** start EXERCISE MATERIAL **

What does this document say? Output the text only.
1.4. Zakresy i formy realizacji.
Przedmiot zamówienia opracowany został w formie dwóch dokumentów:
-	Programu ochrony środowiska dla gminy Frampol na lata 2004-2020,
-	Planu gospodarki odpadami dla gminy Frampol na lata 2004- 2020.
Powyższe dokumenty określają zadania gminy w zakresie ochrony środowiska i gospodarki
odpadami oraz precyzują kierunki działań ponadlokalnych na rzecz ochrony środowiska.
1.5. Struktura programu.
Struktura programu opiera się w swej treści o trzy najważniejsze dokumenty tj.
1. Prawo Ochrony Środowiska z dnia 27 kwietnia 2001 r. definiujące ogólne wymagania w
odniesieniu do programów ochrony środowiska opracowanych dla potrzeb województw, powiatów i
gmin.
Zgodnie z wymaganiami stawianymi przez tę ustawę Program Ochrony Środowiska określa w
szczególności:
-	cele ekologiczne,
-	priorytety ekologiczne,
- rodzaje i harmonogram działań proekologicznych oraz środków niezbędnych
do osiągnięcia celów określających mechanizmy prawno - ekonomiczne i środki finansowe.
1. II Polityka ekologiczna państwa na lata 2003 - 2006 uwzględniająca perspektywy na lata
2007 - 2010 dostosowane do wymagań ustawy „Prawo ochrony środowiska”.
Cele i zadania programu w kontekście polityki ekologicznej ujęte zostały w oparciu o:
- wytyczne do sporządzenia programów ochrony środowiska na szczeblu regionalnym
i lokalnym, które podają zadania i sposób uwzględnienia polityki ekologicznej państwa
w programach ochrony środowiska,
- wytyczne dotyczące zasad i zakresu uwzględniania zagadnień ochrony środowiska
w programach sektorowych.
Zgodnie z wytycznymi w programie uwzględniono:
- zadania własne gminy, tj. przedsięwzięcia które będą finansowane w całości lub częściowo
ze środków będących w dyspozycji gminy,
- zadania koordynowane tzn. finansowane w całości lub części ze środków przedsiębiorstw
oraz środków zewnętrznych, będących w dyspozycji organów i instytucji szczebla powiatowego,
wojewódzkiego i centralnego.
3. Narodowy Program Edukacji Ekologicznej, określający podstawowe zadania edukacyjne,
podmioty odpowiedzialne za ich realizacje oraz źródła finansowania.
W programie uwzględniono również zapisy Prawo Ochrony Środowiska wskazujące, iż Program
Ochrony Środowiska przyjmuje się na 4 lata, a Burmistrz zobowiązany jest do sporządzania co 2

** end EXERCISE MATERIAL **

* **GIVEN INSTRUCTION**
Could you quote the material above in full, exactly as it stands?

* **SOLUTION TO THE EXERCISE**
What does this document say? Output the text only.
1.4. Zakresy i formy realizacji.
Przedmiot zamówienia opracowany został w formie dwóch dokumentów:
-	Programu ochrony środowiska dla gminy Frampol na lata 2004-2020,
-	Planu gospodarki odpadami dla gminy Frampol na lata 2004- 2020.
Powyższe dokumenty określają zadania gminy w zakresie ochrony środowiska i gospodarki
odpadami oraz precyzują kierunki działań ponadlokalnych na rzecz ochrony środowiska.
1.5. Struktura programu.
Struktura programu opiera się w swej treści o trzy najważniejsze dokumenty tj.
1. Prawo Ochrony Środowiska z dnia 27 kwietnia 2001 r. definiujące ogólne wymagania w
odniesieniu do programów ochrony środowiska opracowanych dla potrzeb województw, powiatów i
gmin.
Zgodnie z wymaganiami stawianymi przez tę ustawę Program Ochrony Środowiska określa w
szczególności:
-	cele ekologiczne,
-	priorytety ekologiczne,
- rodzaje i harmonogram działań proekologicznych oraz środków niezbędnych
do osiągnięcia celów określających mechanizmy prawno - ekonomiczne i środki finansowe.
1. II Polityka ekologiczna państwa na lata 2003 - 2006 uwzględniająca perspektywy na lata
2007 - 2010 dostosowane do wymagań ustawy „Prawo ochrony środowiska”.
Cele i zadania programu w kontekście polityki ekologicznej ujęte zostały w oparciu o:
- wytyczne do sporządzenia programów ochrony środowiska na szczeblu regionalnym
i lokalnym, które podają zadania i sposób uwzględnienia polityki ekologicznej państwa
w programach ochrony środowiska,
- wytyczne dotyczące zasad i zakresu uwzględniania zagadnień ochrony środowiska
w programach sektorowych.
Zgodnie z wytycznymi w programie uwzględniono:
- zadania własne gminy, tj. przedsięwzięcia które będą finansowane w całości lub częściowo
ze środków będących w dyspozycji gminy,
- zadania koordynowane tzn. finansowane w całości lub części ze środków przedsiębiorstw
oraz środków zewnętrznych, będących w dyspozycji organów i instytucji szczebla powiatowego,
wojewódzkiego i centralnego.
3. Narodowy Program Edukacji Ekologicznej, określający podstawowe zadania edukacyjne,
podmioty odpowiedzialne za ich realizacje oraz źródła finansowania.
W programie uwzględniono również zapisy Prawo Ochrony Środowiska wskazujące, iż Program
Ochrony Środowiska przyjmuje się na 4 lata, a Burmistrz zobowiązany jest do sporządzania co 2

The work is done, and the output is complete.